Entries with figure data
▼▼▼
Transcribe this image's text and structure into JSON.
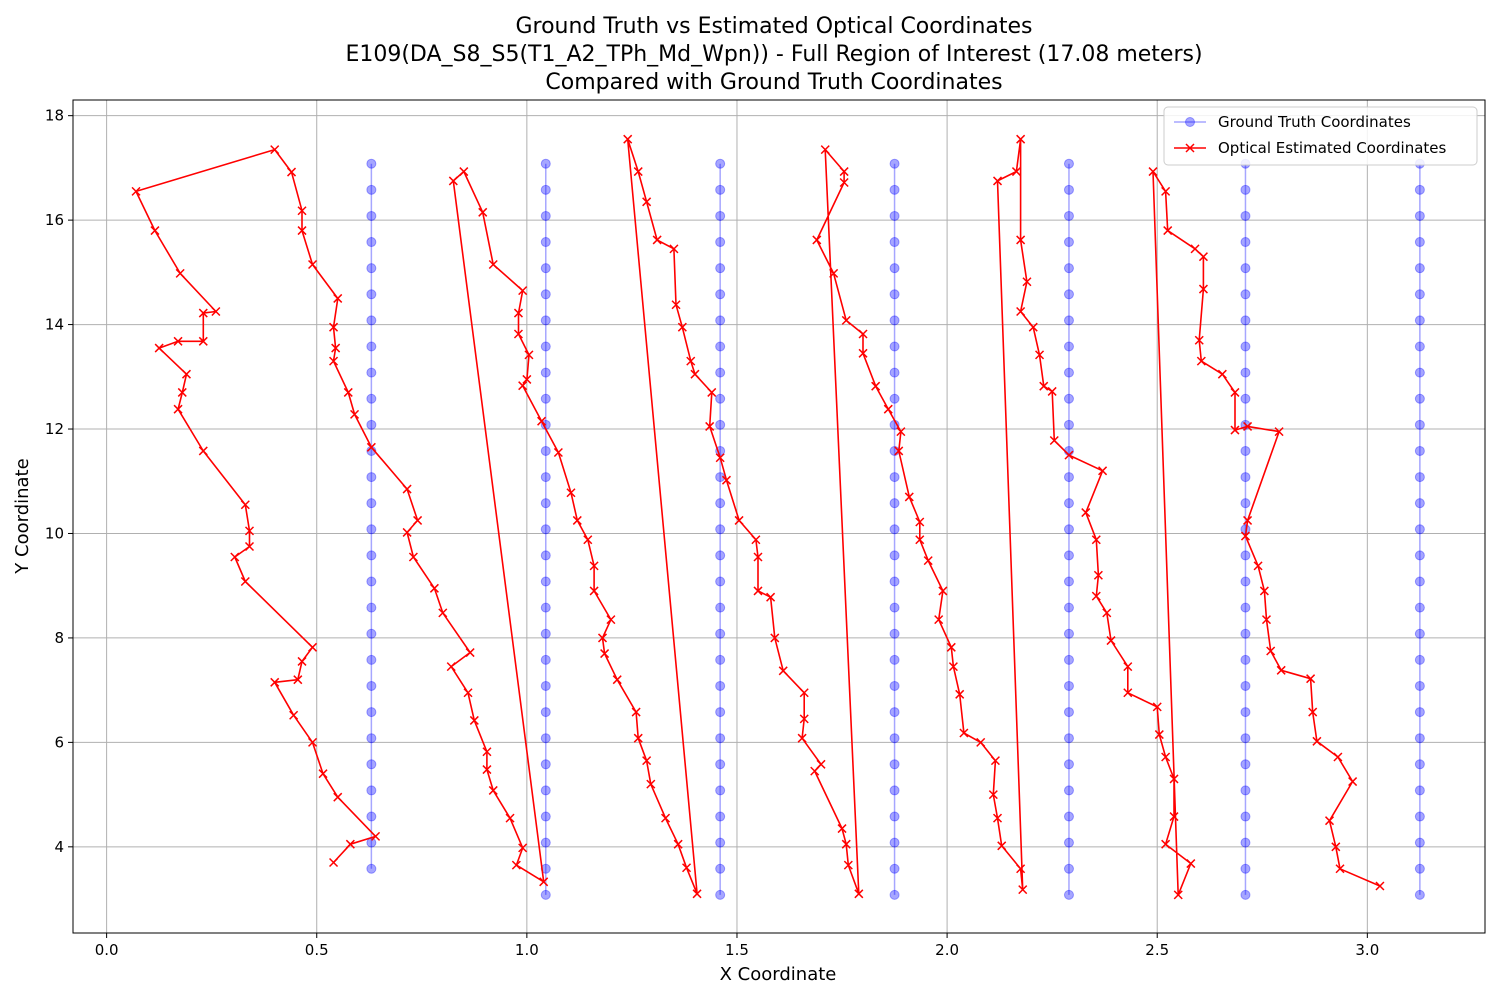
{
  "chart_data": {
    "type": "line",
    "title": [
      "Ground Truth vs Estimated Optical Coordinates",
      "E109(DA_S8_S5(T1_A2_TPh_Md_Wpn)) - Full Region of Interest (17.08 meters)",
      "Compared with Ground Truth Coordinates"
    ],
    "xlabel": "X Coordinate",
    "ylabel": "Y Coordinate",
    "xlim": [
      -0.08,
      3.28
    ],
    "ylim": [
      2.35,
      18.3
    ],
    "xticks": [
      0.0,
      0.5,
      1.0,
      1.5,
      2.0,
      2.5,
      3.0
    ],
    "xtick_labels": [
      "0.0",
      "0.5",
      "1.0",
      "1.5",
      "2.0",
      "2.5",
      "3.0"
    ],
    "yticks": [
      4,
      6,
      8,
      10,
      12,
      14,
      16,
      18
    ],
    "ytick_labels": [
      "4",
      "6",
      "8",
      "10",
      "12",
      "14",
      "16",
      "18"
    ],
    "grid": true,
    "legend_position": "top-right",
    "colors": {
      "ground_truth": "#0000ff",
      "optical": "#ff0000"
    },
    "series": [
      {
        "name": "Ground Truth Coordinates",
        "marker": "circle",
        "color": "#0000ff",
        "lines": [
          {
            "x": 0.63,
            "y_start": 3.58,
            "y_end": 17.08,
            "step": 0.5
          },
          {
            "x": 1.045,
            "y_start": 3.08,
            "y_end": 17.08,
            "step": 0.5
          },
          {
            "x": 1.46,
            "y_start": 3.08,
            "y_end": 17.08,
            "step": 0.5
          },
          {
            "x": 1.875,
            "y_start": 3.08,
            "y_end": 17.08,
            "step": 0.5
          },
          {
            "x": 2.29,
            "y_start": 3.08,
            "y_end": 17.08,
            "step": 0.5
          },
          {
            "x": 2.71,
            "y_start": 3.08,
            "y_end": 17.08,
            "step": 0.5
          },
          {
            "x": 3.125,
            "y_start": 3.08,
            "y_end": 17.08,
            "step": 0.5
          }
        ]
      },
      {
        "name": "Optical Estimated Coordinates",
        "marker": "x",
        "color": "#ff0000",
        "points": [
          [
            0.54,
            3.7
          ],
          [
            0.58,
            4.05
          ],
          [
            0.64,
            4.2
          ],
          [
            0.55,
            4.95
          ],
          [
            0.515,
            5.4
          ],
          [
            0.49,
            6.0
          ],
          [
            0.445,
            6.52
          ],
          [
            0.4,
            7.15
          ],
          [
            0.455,
            7.2
          ],
          [
            0.465,
            7.55
          ],
          [
            0.49,
            7.82
          ],
          [
            0.33,
            9.08
          ],
          [
            0.305,
            9.55
          ],
          [
            0.34,
            9.75
          ],
          [
            0.34,
            10.05
          ],
          [
            0.33,
            10.55
          ],
          [
            0.23,
            11.58
          ],
          [
            0.17,
            12.38
          ],
          [
            0.18,
            12.7
          ],
          [
            0.19,
            13.05
          ],
          [
            0.125,
            13.55
          ],
          [
            0.17,
            13.68
          ],
          [
            0.23,
            13.68
          ],
          [
            0.23,
            14.22
          ],
          [
            0.26,
            14.25
          ],
          [
            0.175,
            14.98
          ],
          [
            0.115,
            15.8
          ],
          [
            0.07,
            16.55
          ],
          [
            0.4,
            17.35
          ],
          [
            0.44,
            16.92
          ],
          [
            0.465,
            16.18
          ],
          [
            0.465,
            15.8
          ],
          [
            0.49,
            15.15
          ],
          [
            0.55,
            14.5
          ],
          [
            0.54,
            13.95
          ],
          [
            0.545,
            13.55
          ],
          [
            0.54,
            13.3
          ],
          [
            0.575,
            12.7
          ],
          [
            0.59,
            12.28
          ],
          [
            0.63,
            11.65
          ],
          [
            0.715,
            10.85
          ],
          [
            0.74,
            10.25
          ],
          [
            0.715,
            10.02
          ],
          [
            0.73,
            9.55
          ],
          [
            0.78,
            8.95
          ],
          [
            0.8,
            8.48
          ],
          [
            0.865,
            7.72
          ],
          [
            0.82,
            7.45
          ],
          [
            0.86,
            6.95
          ],
          [
            0.875,
            6.42
          ],
          [
            0.905,
            5.82
          ],
          [
            0.905,
            5.48
          ],
          [
            0.92,
            5.08
          ],
          [
            0.96,
            4.55
          ],
          [
            0.99,
            3.98
          ],
          [
            0.975,
            3.65
          ],
          [
            1.04,
            3.33
          ],
          [
            0.825,
            16.75
          ],
          [
            0.85,
            16.93
          ],
          [
            0.895,
            16.15
          ],
          [
            0.92,
            15.15
          ],
          [
            0.99,
            14.65
          ],
          [
            0.98,
            14.22
          ],
          [
            0.98,
            13.82
          ],
          [
            1.005,
            13.42
          ],
          [
            1.0,
            12.95
          ],
          [
            0.99,
            12.83
          ],
          [
            1.035,
            12.15
          ],
          [
            1.075,
            11.55
          ],
          [
            1.105,
            10.78
          ],
          [
            1.12,
            10.25
          ],
          [
            1.145,
            9.88
          ],
          [
            1.16,
            9.38
          ],
          [
            1.16,
            8.9
          ],
          [
            1.2,
            8.35
          ],
          [
            1.18,
            8.0
          ],
          [
            1.185,
            7.7
          ],
          [
            1.215,
            7.2
          ],
          [
            1.26,
            6.58
          ],
          [
            1.265,
            6.08
          ],
          [
            1.285,
            5.65
          ],
          [
            1.295,
            5.2
          ],
          [
            1.33,
            4.55
          ],
          [
            1.36,
            4.05
          ],
          [
            1.38,
            3.6
          ],
          [
            1.405,
            3.1
          ],
          [
            1.24,
            17.55
          ],
          [
            1.265,
            16.93
          ],
          [
            1.285,
            16.35
          ],
          [
            1.31,
            15.62
          ],
          [
            1.35,
            15.45
          ],
          [
            1.355,
            14.38
          ],
          [
            1.37,
            13.95
          ],
          [
            1.39,
            13.3
          ],
          [
            1.4,
            13.05
          ],
          [
            1.44,
            12.7
          ],
          [
            1.435,
            12.05
          ],
          [
            1.46,
            11.45
          ],
          [
            1.475,
            11.02
          ],
          [
            1.505,
            10.25
          ],
          [
            1.545,
            9.88
          ],
          [
            1.55,
            9.55
          ],
          [
            1.55,
            8.9
          ],
          [
            1.58,
            8.78
          ],
          [
            1.59,
            8.0
          ],
          [
            1.61,
            7.37
          ],
          [
            1.66,
            6.95
          ],
          [
            1.66,
            6.45
          ],
          [
            1.655,
            6.08
          ],
          [
            1.7,
            5.58
          ],
          [
            1.685,
            5.45
          ],
          [
            1.75,
            4.35
          ],
          [
            1.76,
            4.05
          ],
          [
            1.765,
            3.65
          ],
          [
            1.79,
            3.1
          ],
          [
            1.71,
            17.35
          ],
          [
            1.755,
            16.93
          ],
          [
            1.755,
            16.72
          ],
          [
            1.69,
            15.62
          ],
          [
            1.73,
            14.98
          ],
          [
            1.76,
            14.08
          ],
          [
            1.8,
            13.82
          ],
          [
            1.8,
            13.45
          ],
          [
            1.83,
            12.82
          ],
          [
            1.86,
            12.38
          ],
          [
            1.89,
            11.95
          ],
          [
            1.885,
            11.58
          ],
          [
            1.91,
            10.7
          ],
          [
            1.935,
            10.22
          ],
          [
            1.935,
            9.88
          ],
          [
            1.955,
            9.48
          ],
          [
            1.99,
            8.9
          ],
          [
            1.98,
            8.35
          ],
          [
            2.01,
            7.82
          ],
          [
            2.015,
            7.45
          ],
          [
            2.03,
            6.92
          ],
          [
            2.04,
            6.18
          ],
          [
            2.08,
            6.0
          ],
          [
            2.115,
            5.65
          ],
          [
            2.11,
            5.0
          ],
          [
            2.12,
            4.55
          ],
          [
            2.13,
            4.02
          ],
          [
            2.175,
            3.58
          ],
          [
            2.18,
            3.18
          ],
          [
            2.12,
            16.75
          ],
          [
            2.165,
            16.93
          ],
          [
            2.175,
            17.55
          ],
          [
            2.175,
            15.62
          ],
          [
            2.19,
            14.82
          ],
          [
            2.175,
            14.25
          ],
          [
            2.205,
            13.95
          ],
          [
            2.22,
            13.42
          ],
          [
            2.23,
            12.82
          ],
          [
            2.25,
            12.72
          ],
          [
            2.255,
            11.78
          ],
          [
            2.29,
            11.5
          ],
          [
            2.37,
            11.2
          ],
          [
            2.33,
            10.4
          ],
          [
            2.355,
            9.88
          ],
          [
            2.36,
            9.2
          ],
          [
            2.355,
            8.8
          ],
          [
            2.38,
            8.48
          ],
          [
            2.39,
            7.95
          ],
          [
            2.43,
            7.45
          ],
          [
            2.43,
            6.95
          ],
          [
            2.5,
            6.68
          ],
          [
            2.505,
            6.15
          ],
          [
            2.52,
            5.72
          ],
          [
            2.54,
            5.3
          ],
          [
            2.54,
            4.58
          ],
          [
            2.52,
            4.05
          ],
          [
            2.58,
            3.68
          ],
          [
            2.55,
            3.08
          ],
          [
            2.49,
            16.93
          ],
          [
            2.52,
            16.55
          ],
          [
            2.525,
            15.8
          ],
          [
            2.59,
            15.45
          ],
          [
            2.61,
            15.3
          ],
          [
            2.61,
            14.68
          ],
          [
            2.6,
            13.7
          ],
          [
            2.605,
            13.3
          ],
          [
            2.655,
            13.05
          ],
          [
            2.685,
            12.7
          ],
          [
            2.685,
            11.98
          ],
          [
            2.715,
            12.05
          ],
          [
            2.79,
            11.95
          ],
          [
            2.715,
            10.25
          ],
          [
            2.71,
            9.95
          ],
          [
            2.74,
            9.38
          ],
          [
            2.755,
            8.9
          ],
          [
            2.76,
            8.35
          ],
          [
            2.77,
            7.75
          ],
          [
            2.795,
            7.38
          ],
          [
            2.865,
            7.22
          ],
          [
            2.87,
            6.58
          ],
          [
            2.88,
            6.02
          ],
          [
            2.93,
            5.72
          ],
          [
            2.965,
            5.25
          ],
          [
            2.91,
            4.5
          ],
          [
            2.925,
            4.0
          ],
          [
            2.935,
            3.58
          ],
          [
            3.03,
            3.25
          ]
        ]
      }
    ]
  }
}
▲▲▲
** PROBLEM REQUIREMENTS **
Select and copy each line from the data that includes the word "Estimated".

** REPLY TO THE EXERCISE **
      "Ground Truth vs Estimated Optical Coordinates",
        "name": "Optical Estimated Coordinates",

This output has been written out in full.